■ Description of the task
Return each entry exactly, with none missing.

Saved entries
= = =

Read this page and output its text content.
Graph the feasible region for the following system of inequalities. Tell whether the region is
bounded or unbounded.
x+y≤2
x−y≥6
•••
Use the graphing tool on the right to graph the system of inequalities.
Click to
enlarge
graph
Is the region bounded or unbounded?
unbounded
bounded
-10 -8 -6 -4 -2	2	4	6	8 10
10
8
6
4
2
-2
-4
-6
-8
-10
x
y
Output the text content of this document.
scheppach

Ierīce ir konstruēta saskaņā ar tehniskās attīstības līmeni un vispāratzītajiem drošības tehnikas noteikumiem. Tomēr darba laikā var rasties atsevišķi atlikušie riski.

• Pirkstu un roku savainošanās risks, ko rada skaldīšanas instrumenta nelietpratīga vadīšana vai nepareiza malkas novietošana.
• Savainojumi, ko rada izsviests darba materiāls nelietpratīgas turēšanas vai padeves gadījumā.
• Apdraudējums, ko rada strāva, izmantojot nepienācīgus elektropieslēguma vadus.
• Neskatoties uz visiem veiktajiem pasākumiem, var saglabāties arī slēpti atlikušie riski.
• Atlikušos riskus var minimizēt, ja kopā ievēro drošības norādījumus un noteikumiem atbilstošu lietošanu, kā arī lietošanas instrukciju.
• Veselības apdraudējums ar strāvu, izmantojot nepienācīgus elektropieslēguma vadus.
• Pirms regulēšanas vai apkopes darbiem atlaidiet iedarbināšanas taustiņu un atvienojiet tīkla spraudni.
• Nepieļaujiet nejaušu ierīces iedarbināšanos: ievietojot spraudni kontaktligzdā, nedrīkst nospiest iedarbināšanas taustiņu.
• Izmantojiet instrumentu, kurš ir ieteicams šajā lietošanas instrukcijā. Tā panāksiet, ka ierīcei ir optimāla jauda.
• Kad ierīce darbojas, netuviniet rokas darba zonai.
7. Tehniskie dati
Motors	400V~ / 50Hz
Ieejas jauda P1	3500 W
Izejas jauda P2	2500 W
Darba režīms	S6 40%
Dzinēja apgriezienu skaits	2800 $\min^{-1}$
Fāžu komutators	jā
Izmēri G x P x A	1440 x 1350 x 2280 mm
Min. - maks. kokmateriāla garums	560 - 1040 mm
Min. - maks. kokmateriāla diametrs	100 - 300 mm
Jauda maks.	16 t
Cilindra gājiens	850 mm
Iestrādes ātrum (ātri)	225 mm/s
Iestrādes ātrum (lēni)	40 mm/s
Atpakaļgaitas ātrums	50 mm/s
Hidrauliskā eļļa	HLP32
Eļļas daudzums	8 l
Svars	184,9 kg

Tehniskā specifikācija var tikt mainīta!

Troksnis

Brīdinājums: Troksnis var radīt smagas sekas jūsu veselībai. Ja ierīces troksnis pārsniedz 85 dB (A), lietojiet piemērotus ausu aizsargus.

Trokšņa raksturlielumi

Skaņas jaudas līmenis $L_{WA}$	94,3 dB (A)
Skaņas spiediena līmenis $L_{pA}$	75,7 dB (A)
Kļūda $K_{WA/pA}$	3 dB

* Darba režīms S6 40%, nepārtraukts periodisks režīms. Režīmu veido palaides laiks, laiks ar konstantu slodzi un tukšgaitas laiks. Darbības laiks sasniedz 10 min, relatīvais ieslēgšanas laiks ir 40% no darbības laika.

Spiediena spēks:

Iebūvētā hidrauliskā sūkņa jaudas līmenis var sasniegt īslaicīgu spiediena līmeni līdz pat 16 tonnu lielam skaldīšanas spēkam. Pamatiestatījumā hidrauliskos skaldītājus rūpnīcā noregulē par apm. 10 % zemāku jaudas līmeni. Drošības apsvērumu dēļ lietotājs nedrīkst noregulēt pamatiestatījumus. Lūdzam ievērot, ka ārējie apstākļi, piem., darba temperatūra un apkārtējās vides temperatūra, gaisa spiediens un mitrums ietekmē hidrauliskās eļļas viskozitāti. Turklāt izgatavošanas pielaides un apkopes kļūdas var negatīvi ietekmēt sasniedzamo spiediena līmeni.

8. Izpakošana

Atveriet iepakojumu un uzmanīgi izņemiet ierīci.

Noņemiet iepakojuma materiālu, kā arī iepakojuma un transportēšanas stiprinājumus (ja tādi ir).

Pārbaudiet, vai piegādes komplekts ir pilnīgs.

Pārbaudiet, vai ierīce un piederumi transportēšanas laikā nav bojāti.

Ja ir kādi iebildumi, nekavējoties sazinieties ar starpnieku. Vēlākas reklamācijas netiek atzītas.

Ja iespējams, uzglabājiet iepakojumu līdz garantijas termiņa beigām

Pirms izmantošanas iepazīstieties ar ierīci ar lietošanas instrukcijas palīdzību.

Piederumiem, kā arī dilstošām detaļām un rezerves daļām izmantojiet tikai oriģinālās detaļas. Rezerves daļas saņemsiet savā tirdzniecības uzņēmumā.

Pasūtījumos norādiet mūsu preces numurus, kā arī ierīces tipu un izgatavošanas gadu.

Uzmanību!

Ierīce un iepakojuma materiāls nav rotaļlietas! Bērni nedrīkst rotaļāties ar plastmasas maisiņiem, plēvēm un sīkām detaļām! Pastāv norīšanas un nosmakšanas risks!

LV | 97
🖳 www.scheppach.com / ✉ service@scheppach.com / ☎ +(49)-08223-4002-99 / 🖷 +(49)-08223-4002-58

= = =

■ The reply
Read this page and output its text content.
Graph the feasible region for the following system of inequalities. Tell whether the region is
bounded or unbounded.
x+y≤2
x−y≥6
•••
Use the graphing tool on the right to graph the system of inequalities.
Click to
enlarge
graph
Is the region bounded or unbounded?
unbounded
bounded
-10 -8 -6 -4 -2	2	4	6	8 10
10
8
6
4
2
-2
-4
-6
-8
-10
x
y
Output the text content of this document.
scheppach

Ierīce ir konstruēta saskaņā ar tehniskās attīstības līmeni un vispāratzītajiem drošības tehnikas noteikumiem. Tomēr darba laikā var rasties atsevišķi atlikušie riski.

• Pirkstu un roku savainošanās risks, ko rada skaldīšanas instrumenta nelietpratīga vadīšana vai nepareiza malkas novietošana.
• Savainojumi, ko rada izsviests darba materiāls nelietpratīgas turēšanas vai padeves gadījumā.
• Apdraudējums, ko rada strāva, izmantojot nepienācīgus elektropieslēguma vadus.
• Neskatoties uz visiem veiktajiem pasākumiem, var saglabāties arī slēpti atlikušie riski.
• Atlikušos riskus var minimizēt, ja kopā ievēro drošības norādījumus un noteikumiem atbilstošu lietošanu, kā arī lietošanas instrukciju.
• Veselības apdraudējums ar strāvu, izmantojot nepienācīgus elektropieslēguma vadus.
• Pirms regulēšanas vai apkopes darbiem atlaidiet iedarbināšanas taustiņu un atvienojiet tīkla spraudni.
• Nepieļaujiet nejaušu ierīces iedarbināšanos: ievietojot spraudni kontaktligzdā, nedrīkst nospiest iedarbināšanas taustiņu.
• Izmantojiet instrumentu, kurš ir ieteicams šajā lietošanas instrukcijā. Tā panāksiet, ka ierīcei ir optimāla jauda.
• Kad ierīce darbojas, netuviniet rokas darba zonai.
7. Tehniskie dati
Motors	400V~ / 50Hz
Ieejas jauda P1	3500 W
Izejas jauda P2	2500 W
Darba režīms	S6 40%
Dzinēja apgriezienu skaits	2800 $\min^{-1}$
Fāžu komutators	jā
Izmēri G x P x A	1440 x 1350 x 2280 mm
Min. - maks. kokmateriāla garums	560 - 1040 mm
Min. - maks. kokmateriāla diametrs	100 - 300 mm
Jauda maks.	16 t
Cilindra gājiens	850 mm
Iestrādes ātrum (ātri)	225 mm/s
Iestrādes ātrum (lēni)	40 mm/s
Atpakaļgaitas ātrums	50 mm/s
Hidrauliskā eļļa	HLP32
Eļļas daudzums	8 l
Svars	184,9 kg

Tehniskā specifikācija var tikt mainīta!

Troksnis

Brīdinājums: Troksnis var radīt smagas sekas jūsu veselībai. Ja ierīces troksnis pārsniedz 85 dB (A), lietojiet piemērotus ausu aizsargus.

Trokšņa raksturlielumi

Skaņas jaudas līmenis $L_{WA}$	94,3 dB (A)
Skaņas spiediena līmenis $L_{pA}$	75,7 dB (A)
Kļūda $K_{WA/pA}$	3 dB

* Darba režīms S6 40%, nepārtraukts periodisks režīms. Režīmu veido palaides laiks, laiks ar konstantu slodzi un tukšgaitas laiks. Darbības laiks sasniedz 10 min, relatīvais ieslēgšanas laiks ir 40% no darbības laika.

Spiediena spēks:

Iebūvētā hidrauliskā sūkņa jaudas līmenis var sasniegt īslaicīgu spiediena līmeni līdz pat 16 tonnu lielam skaldīšanas spēkam. Pamatiestatījumā hidrauliskos skaldītājus rūpnīcā noregulē par apm. 10 % zemāku jaudas līmeni. Drošības apsvērumu dēļ lietotājs nedrīkst noregulēt pamatiestatījumus. Lūdzam ievērot, ka ārējie apstākļi, piem., darba temperatūra un apkārtējās vides temperatūra, gaisa spiediens un mitrums ietekmē hidrauliskās eļļas viskozitāti. Turklāt izgatavošanas pielaides un apkopes kļūdas var negatīvi ietekmēt sasniedzamo spiediena līmeni.

8. Izpakošana

Atveriet iepakojumu un uzmanīgi izņemiet ierīci.

Noņemiet iepakojuma materiālu, kā arī iepakojuma un transportēšanas stiprinājumus (ja tādi ir).

Pārbaudiet, vai piegādes komplekts ir pilnīgs.

Pārbaudiet, vai ierīce un piederumi transportēšanas laikā nav bojāti.

Ja ir kādi iebildumi, nekavējoties sazinieties ar starpnieku. Vēlākas reklamācijas netiek atzītas.

Ja iespējams, uzglabājiet iepakojumu līdz garantijas termiņa beigām

Pirms izmantošanas iepazīstieties ar ierīci ar lietošanas instrukcijas palīdzību.

Piederumiem, kā arī dilstošām detaļām un rezerves daļām izmantojiet tikai oriģinālās detaļas. Rezerves daļas saņemsiet savā tirdzniecības uzņēmumā.

Pasūtījumos norādiet mūsu preces numurus, kā arī ierīces tipu un izgatavošanas gadu.

Uzmanību!

Ierīce un iepakojuma materiāls nav rotaļlietas! Bērni nedrīkst rotaļāties ar plastmasas maisiņiem, plēvēm un sīkām detaļām! Pastāv norīšanas un nosmakšanas risks!

LV | 97
🖳 www.scheppach.com / ✉ service@scheppach.com / ☎ +(49)-08223-4002-99 / 🖷 +(49)-08223-4002-58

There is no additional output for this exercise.